===== Data for the task =====
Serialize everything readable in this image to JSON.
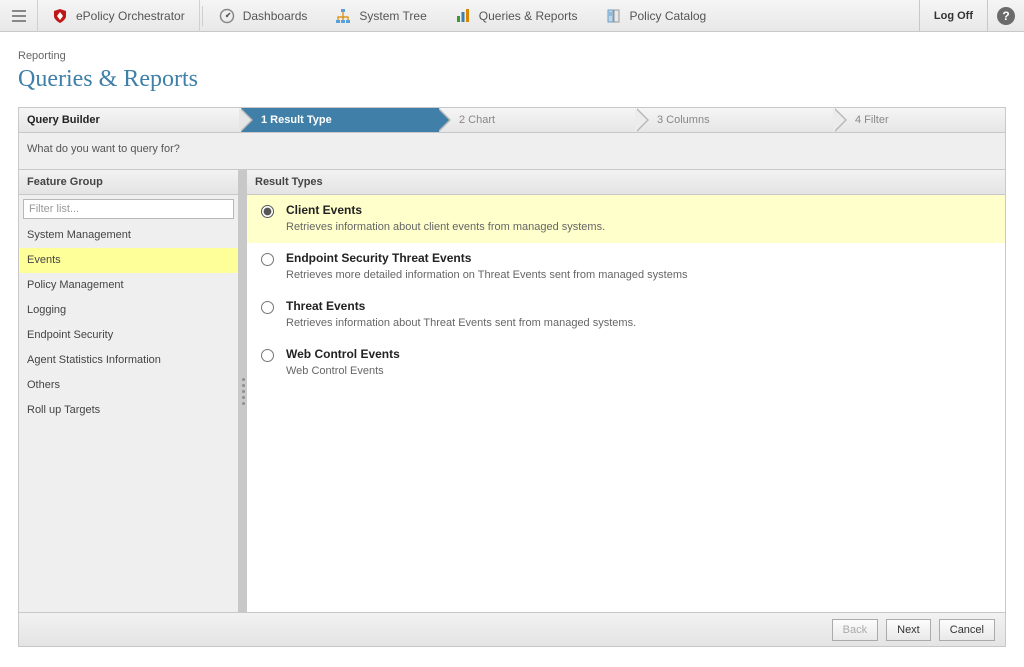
{
  "topnav": {
    "brand": "ePolicy Orchestrator",
    "items": [
      {
        "label": "Dashboards"
      },
      {
        "label": "System Tree"
      },
      {
        "label": "Queries & Reports"
      },
      {
        "label": "Policy Catalog"
      }
    ],
    "logoff": "Log Off",
    "help": "?"
  },
  "breadcrumb": "Reporting",
  "page_title": "Queries & Reports",
  "wizard": {
    "label": "Query Builder",
    "steps": [
      {
        "label": "1 Result Type",
        "active": true
      },
      {
        "label": "2 Chart"
      },
      {
        "label": "3 Columns"
      },
      {
        "label": "4 Filter"
      }
    ],
    "prompt": "What do you want to query for?"
  },
  "left": {
    "header": "Feature Group",
    "filter_placeholder": "Filter list...",
    "items": [
      "System Management",
      "Events",
      "Policy Management",
      "Logging",
      "Endpoint Security",
      "Agent Statistics Information",
      "Others",
      "Roll up Targets"
    ],
    "selected_index": 1
  },
  "right": {
    "header": "Result Types",
    "items": [
      {
        "title": "Client Events",
        "desc": "Retrieves information about client events from managed systems."
      },
      {
        "title": "Endpoint Security Threat Events",
        "desc": "Retrieves more detailed information on Threat Events sent from managed systems"
      },
      {
        "title": "Threat Events",
        "desc": "Retrieves information about Threat Events sent from managed systems."
      },
      {
        "title": "Web Control Events",
        "desc": "Web Control Events"
      }
    ],
    "selected_index": 0
  },
  "footer": {
    "back": "Back",
    "next": "Next",
    "cancel": "Cancel"
  }
}
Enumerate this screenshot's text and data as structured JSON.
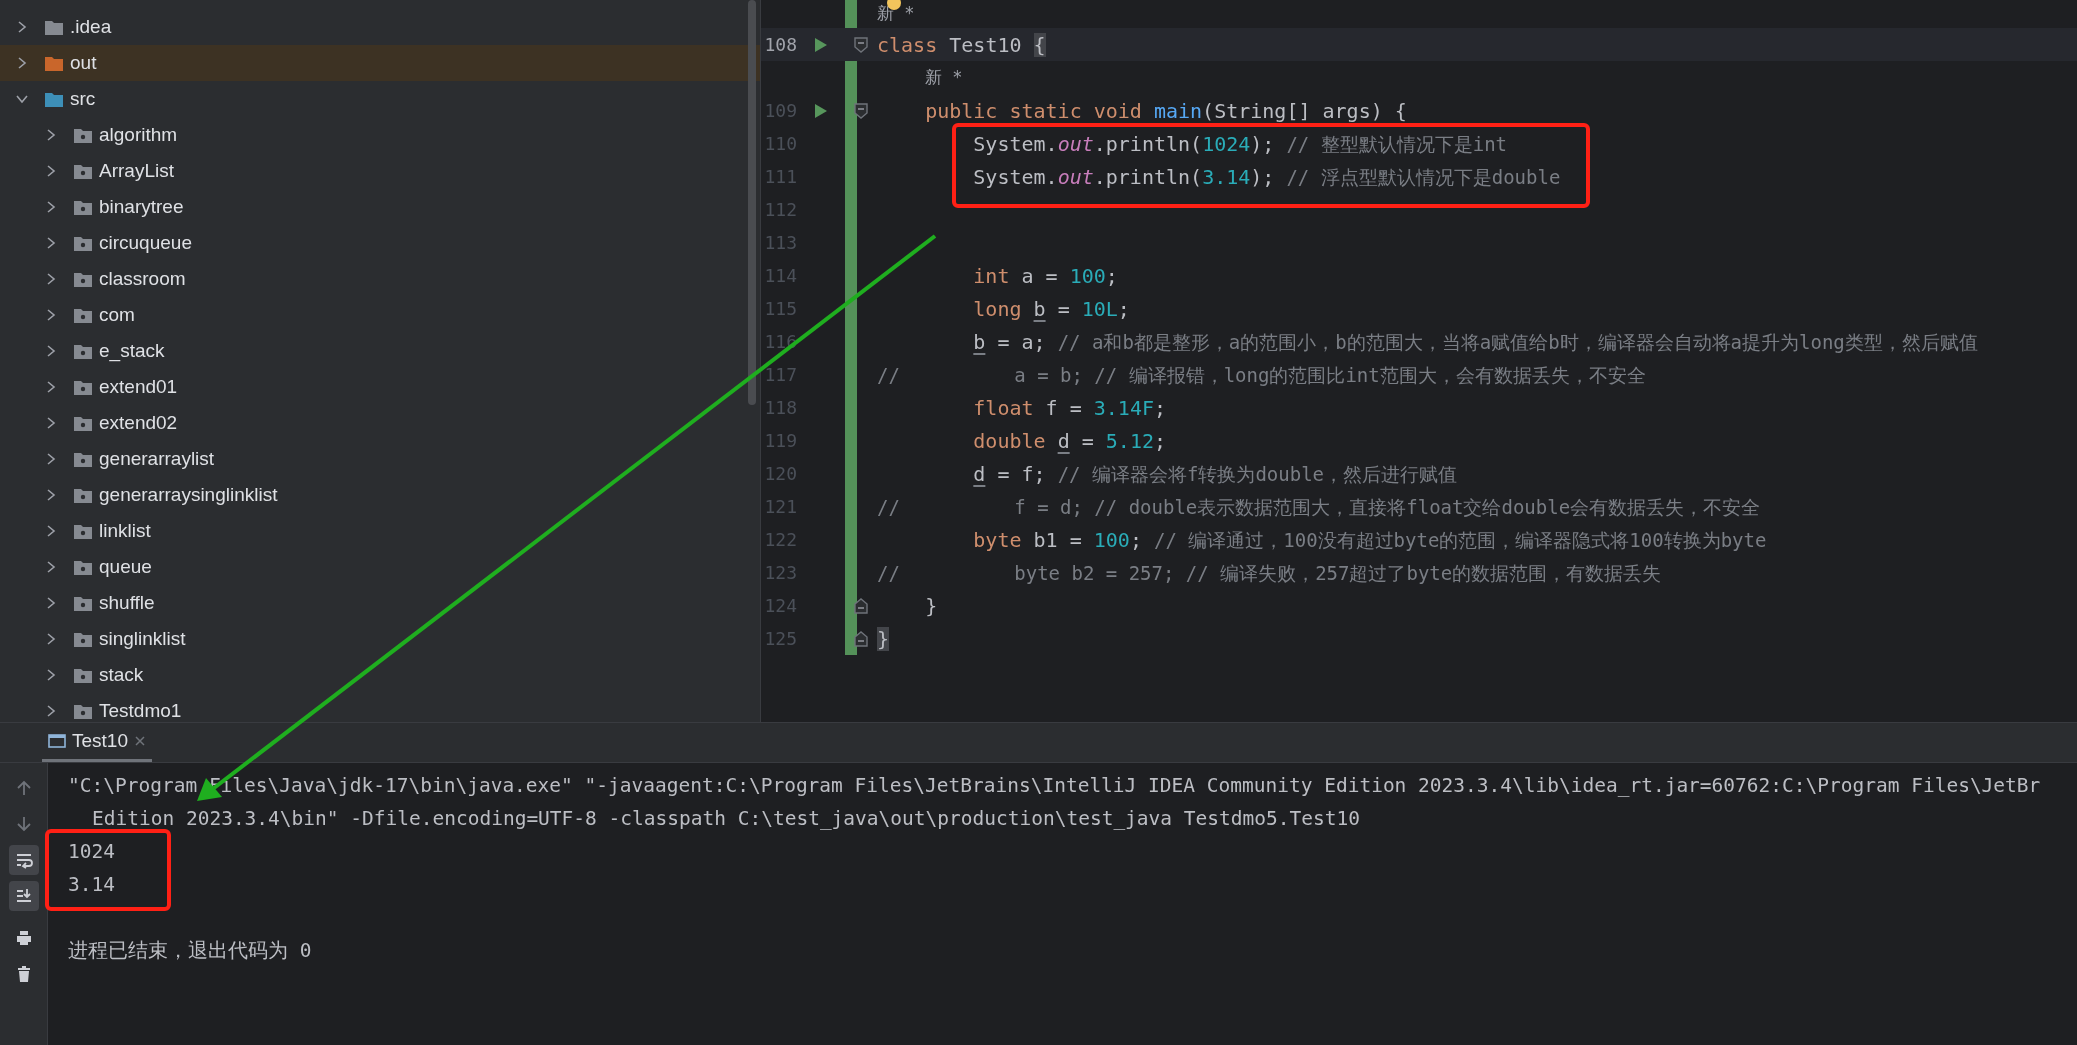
{
  "project_tree": [
    {
      "label": ".idea",
      "kind": "folder",
      "expanded": false
    },
    {
      "label": "out",
      "kind": "excluded",
      "expanded": false
    },
    {
      "label": "src",
      "kind": "source_root",
      "expanded": true,
      "children": [
        {
          "label": "algorithm",
          "kind": "package",
          "expanded": false
        },
        {
          "label": "ArrayList",
          "kind": "package",
          "expanded": false
        },
        {
          "label": "binarytree",
          "kind": "package",
          "expanded": false
        },
        {
          "label": "circuqueue",
          "kind": "package",
          "expanded": false
        },
        {
          "label": "classroom",
          "kind": "package",
          "expanded": false
        },
        {
          "label": "com",
          "kind": "package",
          "expanded": false
        },
        {
          "label": "e_stack",
          "kind": "package",
          "expanded": false
        },
        {
          "label": "extend01",
          "kind": "package",
          "expanded": false
        },
        {
          "label": "extend02",
          "kind": "package",
          "expanded": false
        },
        {
          "label": "generarraylist",
          "kind": "package",
          "expanded": false
        },
        {
          "label": "generarraysinglinklist",
          "kind": "package",
          "expanded": false
        },
        {
          "label": "linklist",
          "kind": "package",
          "expanded": false
        },
        {
          "label": "queue",
          "kind": "package",
          "expanded": false
        },
        {
          "label": "shuffle",
          "kind": "package",
          "expanded": false
        },
        {
          "label": "singlinklist",
          "kind": "package",
          "expanded": false
        },
        {
          "label": "stack",
          "kind": "package",
          "expanded": false
        },
        {
          "label": "Testdmo1",
          "kind": "package",
          "expanded": false
        }
      ]
    }
  ],
  "editor": {
    "rows": [
      {
        "kind": "hint",
        "text": "新 *"
      },
      {
        "kind": "code",
        "number": "108",
        "run": true,
        "fold_start": true,
        "fold_end": false,
        "current": true,
        "tokens": [
          {
            "kind": "keyword",
            "text": "class"
          },
          {
            "kind": "plain",
            "text": " Test10 "
          },
          {
            "kind": "brace",
            "text": "{"
          }
        ],
        "children": [
          {
            "kind": "hint",
            "text": "新 *"
          },
          {
            "kind": "code",
            "number": "109",
            "run": true,
            "fold_start": true,
            "fold_end": false,
            "current": false,
            "tokens": [
              {
                "kind": "keyword",
                "text": "public static void "
              },
              {
                "kind": "method",
                "text": "main"
              },
              {
                "kind": "plain",
                "text": "(String[] args) {"
              }
            ],
            "children": [
              {
                "kind": "code",
                "number": "110",
                "run": false,
                "fold_start": false,
                "fold_end": false,
                "current": false,
                "tokens": [
                  {
                    "kind": "plain",
                    "text": "System."
                  },
                  {
                    "kind": "static",
                    "text": "out"
                  },
                  {
                    "kind": "plain",
                    "text": ".println("
                  },
                  {
                    "kind": "number",
                    "text": "1024"
                  },
                  {
                    "kind": "plain",
                    "text": "); "
                  },
                  {
                    "kind": "comment",
                    "text": "// 整型默认情况下是int"
                  }
                ]
              },
              {
                "kind": "code",
                "number": "111",
                "run": false,
                "fold_start": false,
                "fold_end": false,
                "current": false,
                "tokens": [
                  {
                    "kind": "plain",
                    "text": "System."
                  },
                  {
                    "kind": "static",
                    "text": "out"
                  },
                  {
                    "kind": "plain",
                    "text": ".println("
                  },
                  {
                    "kind": "number",
                    "text": "3.14"
                  },
                  {
                    "kind": "plain",
                    "text": "); "
                  },
                  {
                    "kind": "comment",
                    "text": "// 浮点型默认情况下是double"
                  }
                ]
              },
              {
                "kind": "code",
                "number": "112",
                "run": false,
                "fold_start": false,
                "fold_end": false,
                "current": false
              },
              {
                "kind": "code",
                "number": "113",
                "run": false,
                "fold_start": false,
                "fold_end": false,
                "current": false
              },
              {
                "kind": "code",
                "number": "114",
                "run": false,
                "fold_start": false,
                "fold_end": false,
                "current": false,
                "tokens": [
                  {
                    "kind": "keyword",
                    "text": "int"
                  },
                  {
                    "kind": "plain",
                    "text": " a = "
                  },
                  {
                    "kind": "number",
                    "text": "100"
                  },
                  {
                    "kind": "plain",
                    "text": ";"
                  }
                ]
              },
              {
                "kind": "code",
                "number": "115",
                "run": false,
                "fold_start": false,
                "fold_end": false,
                "current": false,
                "tokens": [
                  {
                    "kind": "keyword",
                    "text": "long "
                  },
                  {
                    "kind": "variable",
                    "text": "b"
                  },
                  {
                    "kind": "plain",
                    "text": " = "
                  },
                  {
                    "kind": "number",
                    "text": "10L"
                  },
                  {
                    "kind": "plain",
                    "text": ";"
                  }
                ]
              },
              {
                "kind": "code",
                "number": "116",
                "run": false,
                "fold_start": false,
                "fold_end": false,
                "current": false,
                "tokens": [
                  {
                    "kind": "variable",
                    "text": "b"
                  },
                  {
                    "kind": "plain",
                    "text": " = a; "
                  },
                  {
                    "kind": "comment",
                    "text": "// a和b都是整形，a的范围小，b的范围大，当将a赋值给b时，编译器会自动将a提升为long类型，然后赋值"
                  }
                ]
              },
              {
                "kind": "commented",
                "number": "117",
                "run": false,
                "fold_start": false,
                "fold_end": false,
                "current": false,
                "tokens": [
                  {
                    "kind": "comment",
                    "text": "//          a = b; // 编译报错，long的范围比int范围大，会有数据丢失，不安全"
                  }
                ]
              },
              {
                "kind": "code",
                "number": "118",
                "run": false,
                "fold_start": false,
                "fold_end": false,
                "current": false,
                "tokens": [
                  {
                    "kind": "keyword",
                    "text": "float"
                  },
                  {
                    "kind": "plain",
                    "text": " f = "
                  },
                  {
                    "kind": "number",
                    "text": "3.14F"
                  },
                  {
                    "kind": "plain",
                    "text": ";"
                  }
                ]
              },
              {
                "kind": "code",
                "number": "119",
                "run": false,
                "fold_start": false,
                "fold_end": false,
                "current": false,
                "tokens": [
                  {
                    "kind": "keyword",
                    "text": "double "
                  },
                  {
                    "kind": "variable",
                    "text": "d"
                  },
                  {
                    "kind": "plain",
                    "text": " = "
                  },
                  {
                    "kind": "number",
                    "text": "5.12"
                  },
                  {
                    "kind": "plain",
                    "text": ";"
                  }
                ]
              },
              {
                "kind": "code",
                "number": "120",
                "run": false,
                "fold_start": false,
                "fold_end": false,
                "current": false,
                "tokens": [
                  {
                    "kind": "variable",
                    "text": "d"
                  },
                  {
                    "kind": "plain",
                    "text": " = f; "
                  },
                  {
                    "kind": "comment",
                    "text": "// 编译器会将f转换为double，然后进行赋值"
                  }
                ]
              },
              {
                "kind": "commented",
                "number": "121",
                "run": false,
                "fold_start": false,
                "fold_end": false,
                "current": false,
                "tokens": [
                  {
                    "kind": "comment",
                    "text": "//          f = d; // double表示数据范围大，直接将float交给double会有数据丢失，不安全"
                  }
                ]
              },
              {
                "kind": "code",
                "number": "122",
                "run": false,
                "fold_start": false,
                "fold_end": false,
                "current": false,
                "tokens": [
                  {
                    "kind": "keyword",
                    "text": "byte"
                  },
                  {
                    "kind": "plain",
                    "text": " b1 = "
                  },
                  {
                    "kind": "number",
                    "text": "100"
                  },
                  {
                    "kind": "plain",
                    "text": "; "
                  },
                  {
                    "kind": "comment",
                    "text": "// 编译通过，100没有超过byte的范围，编译器隐式将100转换为byte"
                  }
                ]
              },
              {
                "kind": "commented",
                "number": "123",
                "run": false,
                "fold_start": false,
                "fold_end": false,
                "current": false,
                "tokens": [
                  {
                    "kind": "comment",
                    "text": "//          byte b2 = 257; // 编译失败，257超过了byte的数据范围，有数据丢失"
                  }
                ]
              }
            ]
          },
          {
            "kind": "code",
            "number": "124",
            "run": false,
            "fold_start": false,
            "fold_end": true,
            "current": false,
            "tokens": [
              {
                "kind": "plain",
                "text": "}"
              }
            ]
          }
        ]
      },
      {
        "kind": "code",
        "number": "125",
        "run": false,
        "fold_start": false,
        "fold_end": true,
        "current": false,
        "tokens": [
          {
            "kind": "brace",
            "text": "}"
          }
        ]
      }
    ]
  },
  "run_panel": {
    "tabs": [
      {
        "label": "Test10",
        "selected": true
      }
    ],
    "toolbar": [
      {
        "kind": "up",
        "on": false
      },
      {
        "kind": "down",
        "on": false
      },
      {
        "kind": "wrap",
        "on": true
      },
      {
        "kind": "scroll_end",
        "on": true
      },
      {
        "kind": "print",
        "on": false
      },
      {
        "kind": "trash",
        "on": false
      }
    ],
    "console": [
      {
        "kind": "command",
        "text": "\"C:\\Program Files\\Java\\jdk-17\\bin\\java.exe\" \"-javaagent:C:\\Program Files\\JetBrains\\IntelliJ IDEA Community Edition 2023.3.4\\lib\\idea_rt.jar=60762:C:\\Program Files\\JetBr"
      },
      {
        "kind": "wrap",
        "text": "Edition 2023.3.4\\bin\" -Dfile.encoding=UTF-8 -classpath C:\\test_java\\out\\production\\test_java Testdmo5.Test10"
      },
      {
        "kind": "output",
        "text": "1024"
      },
      {
        "kind": "output",
        "text": "3.14"
      },
      {
        "kind": "exit",
        "text": "进程已结束，退出代码为 0"
      }
    ]
  }
}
=====
(To do) From the entries above, collect every line with the string "desc" in it.

(Response to this task)
        "desc": "Retrieves information about client events from managed systems."
        "desc": "Retrieves more detailed information on Threat Events sent from managed systems"
        "desc": "Retrieves information about Threat Events sent from managed systems."
        "desc": "Web Control Events"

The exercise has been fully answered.